Source data
— start —
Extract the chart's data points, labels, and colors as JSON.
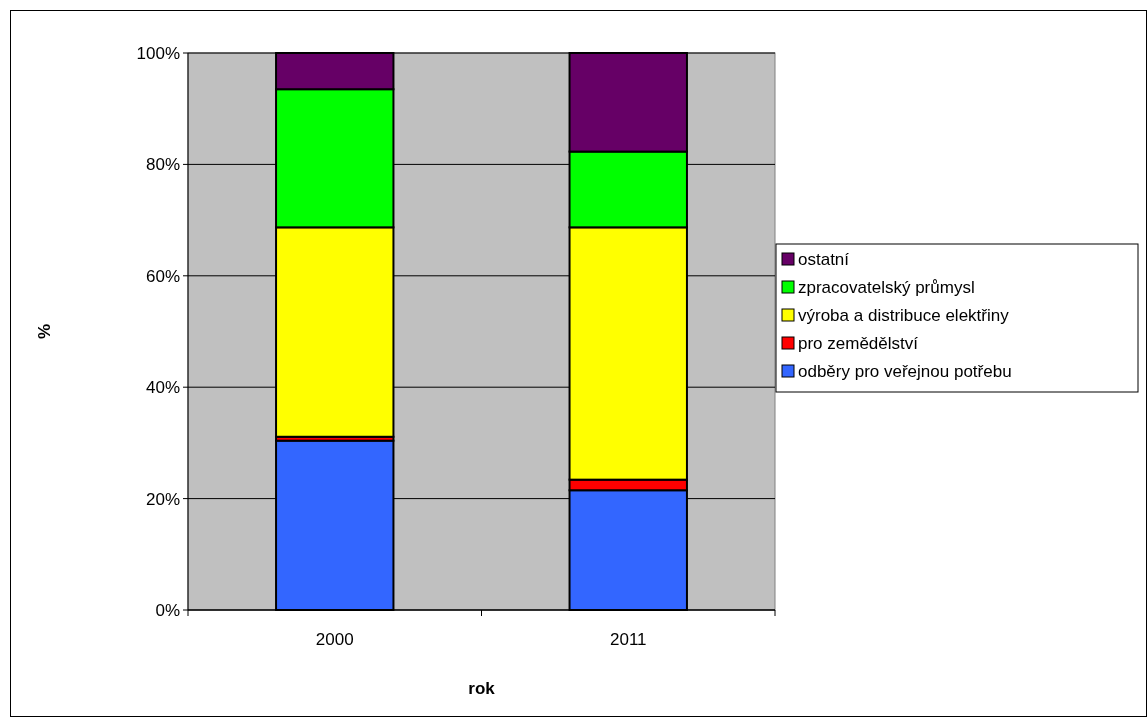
{
  "chart_data": {
    "type": "bar",
    "stacked": true,
    "xlabel": "rok",
    "ylabel": "%",
    "categories": [
      "2000",
      "2011"
    ],
    "series": [
      {
        "name": "odběry pro veřejnou potřebu",
        "color": "#3366ff",
        "values": [
          30.4,
          21.5
        ]
      },
      {
        "name": "pro zemědělství",
        "color": "#ff0000",
        "values": [
          0.7,
          1.9
        ]
      },
      {
        "name": "výroba a distribuce elektřiny",
        "color": "#ffff00",
        "values": [
          37.6,
          45.3
        ]
      },
      {
        "name": "zpracovatelský průmysl",
        "color": "#00ff00",
        "values": [
          24.8,
          13.6
        ]
      },
      {
        "name": "ostatní",
        "color": "#660066",
        "values": [
          6.5,
          17.7
        ]
      }
    ],
    "ylim": [
      0,
      100
    ],
    "yticks": [
      {
        "value": 0,
        "label": "0%"
      },
      {
        "value": 20,
        "label": "20%"
      },
      {
        "value": 40,
        "label": "40%"
      },
      {
        "value": 60,
        "label": "60%"
      },
      {
        "value": 80,
        "label": "80%"
      },
      {
        "value": 100,
        "label": "100%"
      }
    ],
    "grid": "y",
    "legend": "right"
  }
}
— end —
Stated task
Strip out the pictures and quote the remaining data word for word.

Answer
Extract the chart's data points, labels, and colors as JSON.
{
  "chart_data": {
    "type": "bar",
    "stacked": true,
    "xlabel": "rok",
    "ylabel": "%",
    "categories": [
      "2000",
      "2011"
    ],
    "series": [
      {
        "name": "odběry pro veřejnou potřebu",
        "color": "#3366ff",
        "values": [
          30.4,
          21.5
        ]
      },
      {
        "name": "pro zemědělství",
        "color": "#ff0000",
        "values": [
          0.7,
          1.9
        ]
      },
      {
        "name": "výroba a distribuce elektřiny",
        "color": "#ffff00",
        "values": [
          37.6,
          45.3
        ]
      },
      {
        "name": "zpracovatelský průmysl",
        "color": "#00ff00",
        "values": [
          24.8,
          13.6
        ]
      },
      {
        "name": "ostatní",
        "color": "#660066",
        "values": [
          6.5,
          17.7
        ]
      }
    ],
    "ylim": [
      0,
      100
    ],
    "yticks": [
      {
        "value": 0,
        "label": "0%"
      },
      {
        "value": 20,
        "label": "20%"
      },
      {
        "value": 40,
        "label": "40%"
      },
      {
        "value": 60,
        "label": "60%"
      },
      {
        "value": 80,
        "label": "80%"
      },
      {
        "value": 100,
        "label": "100%"
      }
    ],
    "grid": "y",
    "legend": "right"
  }
}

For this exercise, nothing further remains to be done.